**Trecho selecionado**
⁂

Nestes
quatrocentos anos de colonização literária recebemos a influência
de muitos países. Sempre tentamos reproduzir com todas as
minudências a língua, as ideias, a vida de outras terras. Não sei
donde vem esse medo que temos de sermos nós mesmos. Queremos que nos
tomem por outros.
Talvez
seja porque entre nós é fácil um preto casar com uma branca, uma
preta viver com um branco, sem casar. Os mulatinhos escondem-se dos
pais e, com o intuito de clarear a descendência, sujaram-se de pó
de arroz e imitaram os modos dos estrangeiros. A religião negra, a
arte negra, tudo quanto a África nos podia dar foi sufocado pelo
ingênuo desejo de arianizar isto depressa.
Havia
em Portugal uma certa quantidade de gramáticos. Arranjamos
gramáticos mais numerosos e procuramos há alguns anos escrever
melhor que os portugueses. Nunca houve lugar no mundo onde se
discutisse tanta sintaxe.
Tudo
nos vinha de fora.

⁂

**Descrição da tarefa**
Traduza para o inglês esta frase do trecho sobre a colonização literária: "Nunca houve lugar no mundo onde se discutisse tanta sintaxe."

**Extrato de dados**
⁂

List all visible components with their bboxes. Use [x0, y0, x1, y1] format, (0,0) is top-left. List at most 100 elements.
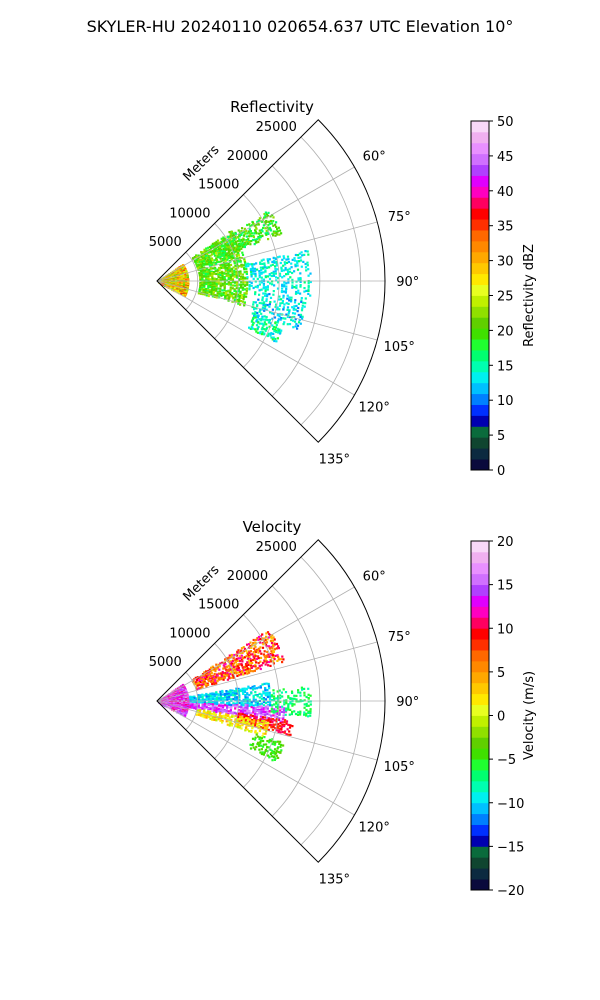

⁂

**Resposta escrita**
There has never been a place in the world where so much syntax was debated.